**Data records**
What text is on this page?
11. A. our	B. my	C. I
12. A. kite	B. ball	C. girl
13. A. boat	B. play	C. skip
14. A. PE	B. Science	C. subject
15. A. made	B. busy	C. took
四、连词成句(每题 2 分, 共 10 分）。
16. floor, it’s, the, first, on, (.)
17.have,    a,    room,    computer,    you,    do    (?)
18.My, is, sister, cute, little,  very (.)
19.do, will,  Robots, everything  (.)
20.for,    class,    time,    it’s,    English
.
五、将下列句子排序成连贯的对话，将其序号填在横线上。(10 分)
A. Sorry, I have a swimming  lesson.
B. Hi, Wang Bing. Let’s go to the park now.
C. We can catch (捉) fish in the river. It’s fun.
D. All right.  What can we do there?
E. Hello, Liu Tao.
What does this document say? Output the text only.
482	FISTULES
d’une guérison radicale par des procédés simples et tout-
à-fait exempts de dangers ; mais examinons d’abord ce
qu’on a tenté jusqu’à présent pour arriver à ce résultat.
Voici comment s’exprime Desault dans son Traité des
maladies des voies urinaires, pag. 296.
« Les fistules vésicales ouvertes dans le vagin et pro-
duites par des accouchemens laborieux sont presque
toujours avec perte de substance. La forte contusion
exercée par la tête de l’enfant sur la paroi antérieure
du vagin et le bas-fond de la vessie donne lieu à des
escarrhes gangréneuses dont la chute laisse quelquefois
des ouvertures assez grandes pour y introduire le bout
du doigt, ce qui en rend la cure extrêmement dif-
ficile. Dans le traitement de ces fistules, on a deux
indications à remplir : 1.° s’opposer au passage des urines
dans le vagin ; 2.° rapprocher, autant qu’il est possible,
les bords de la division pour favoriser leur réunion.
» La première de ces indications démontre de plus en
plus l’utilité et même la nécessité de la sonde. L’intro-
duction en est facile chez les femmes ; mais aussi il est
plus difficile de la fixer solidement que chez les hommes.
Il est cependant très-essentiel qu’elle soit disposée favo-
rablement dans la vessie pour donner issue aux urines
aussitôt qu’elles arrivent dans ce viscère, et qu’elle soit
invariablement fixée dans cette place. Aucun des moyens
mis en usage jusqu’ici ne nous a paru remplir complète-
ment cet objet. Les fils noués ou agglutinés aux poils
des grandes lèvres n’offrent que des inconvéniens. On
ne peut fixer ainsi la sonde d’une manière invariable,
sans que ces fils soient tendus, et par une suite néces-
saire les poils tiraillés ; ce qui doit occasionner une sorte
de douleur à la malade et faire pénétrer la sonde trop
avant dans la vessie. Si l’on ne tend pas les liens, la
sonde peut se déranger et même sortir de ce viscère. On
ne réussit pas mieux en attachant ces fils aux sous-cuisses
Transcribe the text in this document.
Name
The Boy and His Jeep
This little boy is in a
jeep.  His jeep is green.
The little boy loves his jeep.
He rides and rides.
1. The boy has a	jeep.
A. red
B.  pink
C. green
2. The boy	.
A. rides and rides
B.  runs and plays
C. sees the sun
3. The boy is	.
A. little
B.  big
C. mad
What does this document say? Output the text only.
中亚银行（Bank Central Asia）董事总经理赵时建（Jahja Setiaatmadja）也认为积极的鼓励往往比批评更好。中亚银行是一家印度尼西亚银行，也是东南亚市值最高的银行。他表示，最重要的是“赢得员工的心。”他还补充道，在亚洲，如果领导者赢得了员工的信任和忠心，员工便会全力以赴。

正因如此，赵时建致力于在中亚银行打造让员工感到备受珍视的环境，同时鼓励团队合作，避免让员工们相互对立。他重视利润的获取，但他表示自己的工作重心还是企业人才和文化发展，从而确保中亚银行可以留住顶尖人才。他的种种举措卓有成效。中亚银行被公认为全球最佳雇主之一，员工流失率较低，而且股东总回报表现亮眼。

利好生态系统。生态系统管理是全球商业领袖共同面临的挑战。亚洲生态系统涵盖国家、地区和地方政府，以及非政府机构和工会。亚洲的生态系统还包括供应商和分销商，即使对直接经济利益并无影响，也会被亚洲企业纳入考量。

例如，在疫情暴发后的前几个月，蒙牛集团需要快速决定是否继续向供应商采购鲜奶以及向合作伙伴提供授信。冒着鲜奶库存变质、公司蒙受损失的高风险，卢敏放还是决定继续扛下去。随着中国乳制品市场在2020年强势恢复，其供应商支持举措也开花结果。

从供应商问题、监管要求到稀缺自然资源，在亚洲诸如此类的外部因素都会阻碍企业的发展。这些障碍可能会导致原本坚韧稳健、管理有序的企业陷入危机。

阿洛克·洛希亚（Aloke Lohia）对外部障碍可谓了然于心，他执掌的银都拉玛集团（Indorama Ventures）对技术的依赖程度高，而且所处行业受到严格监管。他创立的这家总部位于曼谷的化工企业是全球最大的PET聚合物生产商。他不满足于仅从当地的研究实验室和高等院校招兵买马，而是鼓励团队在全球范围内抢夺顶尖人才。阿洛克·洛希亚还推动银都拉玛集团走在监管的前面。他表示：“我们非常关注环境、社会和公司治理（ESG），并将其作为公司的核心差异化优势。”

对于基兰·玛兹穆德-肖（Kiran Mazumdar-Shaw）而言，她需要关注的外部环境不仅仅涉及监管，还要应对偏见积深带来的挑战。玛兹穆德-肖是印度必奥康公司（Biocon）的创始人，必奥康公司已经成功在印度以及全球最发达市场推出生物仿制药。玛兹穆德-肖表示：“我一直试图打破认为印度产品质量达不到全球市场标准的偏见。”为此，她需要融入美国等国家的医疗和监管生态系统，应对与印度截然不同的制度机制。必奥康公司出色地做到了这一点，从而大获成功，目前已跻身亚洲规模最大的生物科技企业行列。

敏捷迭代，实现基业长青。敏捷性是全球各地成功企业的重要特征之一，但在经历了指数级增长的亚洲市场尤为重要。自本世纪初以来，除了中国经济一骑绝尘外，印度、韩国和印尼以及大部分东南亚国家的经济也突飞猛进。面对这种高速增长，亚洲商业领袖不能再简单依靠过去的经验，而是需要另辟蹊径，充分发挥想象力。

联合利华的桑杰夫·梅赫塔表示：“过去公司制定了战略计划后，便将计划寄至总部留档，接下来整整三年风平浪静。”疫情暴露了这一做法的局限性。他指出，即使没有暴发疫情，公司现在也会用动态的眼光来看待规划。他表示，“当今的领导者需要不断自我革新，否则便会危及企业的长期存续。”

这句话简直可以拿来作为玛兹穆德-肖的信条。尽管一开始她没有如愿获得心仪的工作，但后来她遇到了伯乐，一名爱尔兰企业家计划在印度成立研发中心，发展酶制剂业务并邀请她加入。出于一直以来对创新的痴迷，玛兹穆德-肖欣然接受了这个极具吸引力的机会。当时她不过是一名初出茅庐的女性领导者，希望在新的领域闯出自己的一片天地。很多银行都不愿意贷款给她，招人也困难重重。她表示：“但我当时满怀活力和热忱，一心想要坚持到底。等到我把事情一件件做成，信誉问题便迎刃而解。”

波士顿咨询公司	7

**WHAT IS ASKED**
Output all of the data again. Match it exactly.

**FINISHED EXERCISE**
What text is on this page?
11. A. our	B. my	C. I
12. A. kite	B. ball	C. girl
13. A. boat	B. play	C. skip
14. A. PE	B. Science	C. subject
15. A. made	B. busy	C. took
四、连词成句(每题 2 分, 共 10 分）。
16. floor, it’s, the, first, on, (.)
17.have,    a,    room,    computer,    you,    do    (?)
18.My, is, sister, cute, little,  very (.)
19.do, will,  Robots, everything  (.)
20.for,    class,    time,    it’s,    English
.
五、将下列句子排序成连贯的对话，将其序号填在横线上。(10 分)
A. Sorry, I have a swimming  lesson.
B. Hi, Wang Bing. Let’s go to the park now.
C. We can catch (捉) fish in the river. It’s fun.
D. All right.  What can we do there?
E. Hello, Liu Tao.
What does this document say? Output the text only.
482	FISTULES
d’une guérison radicale par des procédés simples et tout-
à-fait exempts de dangers ; mais examinons d’abord ce
qu’on a tenté jusqu’à présent pour arriver à ce résultat.
Voici comment s’exprime Desault dans son Traité des
maladies des voies urinaires, pag. 296.
« Les fistules vésicales ouvertes dans le vagin et pro-
duites par des accouchemens laborieux sont presque
toujours avec perte de substance. La forte contusion
exercée par la tête de l’enfant sur la paroi antérieure
du vagin et le bas-fond de la vessie donne lieu à des
escarrhes gangréneuses dont la chute laisse quelquefois
des ouvertures assez grandes pour y introduire le bout
du doigt, ce qui en rend la cure extrêmement dif-
ficile. Dans le traitement de ces fistules, on a deux
indications à remplir : 1.° s’opposer au passage des urines
dans le vagin ; 2.° rapprocher, autant qu’il est possible,
les bords de la division pour favoriser leur réunion.
» La première de ces indications démontre de plus en
plus l’utilité et même la nécessité de la sonde. L’intro-
duction en est facile chez les femmes ; mais aussi il est
plus difficile de la fixer solidement que chez les hommes.
Il est cependant très-essentiel qu’elle soit disposée favo-
rablement dans la vessie pour donner issue aux urines
aussitôt qu’elles arrivent dans ce viscère, et qu’elle soit
invariablement fixée dans cette place. Aucun des moyens
mis en usage jusqu’ici ne nous a paru remplir complète-
ment cet objet. Les fils noués ou agglutinés aux poils
des grandes lèvres n’offrent que des inconvéniens. On
ne peut fixer ainsi la sonde d’une manière invariable,
sans que ces fils soient tendus, et par une suite néces-
saire les poils tiraillés ; ce qui doit occasionner une sorte
de douleur à la malade et faire pénétrer la sonde trop
avant dans la vessie. Si l’on ne tend pas les liens, la
sonde peut se déranger et même sortir de ce viscère. On
ne réussit pas mieux en attachant ces fils aux sous-cuisses
Transcribe the text in this document.
Name
The Boy and His Jeep
This little boy is in a
jeep.  His jeep is green.
The little boy loves his jeep.
He rides and rides.
1. The boy has a	jeep.
A. red
B.  pink
C. green
2. The boy	.
A. rides and rides
B.  runs and plays
C. sees the sun
3. The boy is	.
A. little
B.  big
C. mad
What does this document say? Output the text only.
中亚银行（Bank Central Asia）董事总经理赵时建（Jahja Setiaatmadja）也认为积极的鼓励往往比批评更好。中亚银行是一家印度尼西亚银行，也是东南亚市值最高的银行。他表示，最重要的是“赢得员工的心。”他还补充道，在亚洲，如果领导者赢得了员工的信任和忠心，员工便会全力以赴。

正因如此，赵时建致力于在中亚银行打造让员工感到备受珍视的环境，同时鼓励团队合作，避免让员工们相互对立。他重视利润的获取，但他表示自己的工作重心还是企业人才和文化发展，从而确保中亚银行可以留住顶尖人才。他的种种举措卓有成效。中亚银行被公认为全球最佳雇主之一，员工流失率较低，而且股东总回报表现亮眼。

利好生态系统。生态系统管理是全球商业领袖共同面临的挑战。亚洲生态系统涵盖国家、地区和地方政府，以及非政府机构和工会。亚洲的生态系统还包括供应商和分销商，即使对直接经济利益并无影响，也会被亚洲企业纳入考量。

例如，在疫情暴发后的前几个月，蒙牛集团需要快速决定是否继续向供应商采购鲜奶以及向合作伙伴提供授信。冒着鲜奶库存变质、公司蒙受损失的高风险，卢敏放还是决定继续扛下去。随着中国乳制品市场在2020年强势恢复，其供应商支持举措也开花结果。

从供应商问题、监管要求到稀缺自然资源，在亚洲诸如此类的外部因素都会阻碍企业的发展。这些障碍可能会导致原本坚韧稳健、管理有序的企业陷入危机。

阿洛克·洛希亚（Aloke Lohia）对外部障碍可谓了然于心，他执掌的银都拉玛集团（Indorama Ventures）对技术的依赖程度高，而且所处行业受到严格监管。他创立的这家总部位于曼谷的化工企业是全球最大的PET聚合物生产商。他不满足于仅从当地的研究实验室和高等院校招兵买马，而是鼓励团队在全球范围内抢夺顶尖人才。阿洛克·洛希亚还推动银都拉玛集团走在监管的前面。他表示：“我们非常关注环境、社会和公司治理（ESG），并将其作为公司的核心差异化优势。”

对于基兰·玛兹穆德-肖（Kiran Mazumdar-Shaw）而言，她需要关注的外部环境不仅仅涉及监管，还要应对偏见积深带来的挑战。玛兹穆德-肖是印度必奥康公司（Biocon）的创始人，必奥康公司已经成功在印度以及全球最发达市场推出生物仿制药。玛兹穆德-肖表示：“我一直试图打破认为印度产品质量达不到全球市场标准的偏见。”为此，她需要融入美国等国家的医疗和监管生态系统，应对与印度截然不同的制度机制。必奥康公司出色地做到了这一点，从而大获成功，目前已跻身亚洲规模最大的生物科技企业行列。

敏捷迭代，实现基业长青。敏捷性是全球各地成功企业的重要特征之一，但在经历了指数级增长的亚洲市场尤为重要。自本世纪初以来，除了中国经济一骑绝尘外，印度、韩国和印尼以及大部分东南亚国家的经济也突飞猛进。面对这种高速增长，亚洲商业领袖不能再简单依靠过去的经验，而是需要另辟蹊径，充分发挥想象力。

联合利华的桑杰夫·梅赫塔表示：“过去公司制定了战略计划后，便将计划寄至总部留档，接下来整整三年风平浪静。”疫情暴露了这一做法的局限性。他指出，即使没有暴发疫情，公司现在也会用动态的眼光来看待规划。他表示，“当今的领导者需要不断自我革新，否则便会危及企业的长期存续。”

这句话简直可以拿来作为玛兹穆德-肖的信条。尽管一开始她没有如愿获得心仪的工作，但后来她遇到了伯乐，一名爱尔兰企业家计划在印度成立研发中心，发展酶制剂业务并邀请她加入。出于一直以来对创新的痴迷，玛兹穆德-肖欣然接受了这个极具吸引力的机会。当时她不过是一名初出茅庐的女性领导者，希望在新的领域闯出自己的一片天地。很多银行都不愿意贷款给她，招人也困难重重。她表示：“但我当时满怀活力和热忱，一心想要坚持到底。等到我把事情一件件做成，信誉问题便迎刃而解。”

波士顿咨询公司	7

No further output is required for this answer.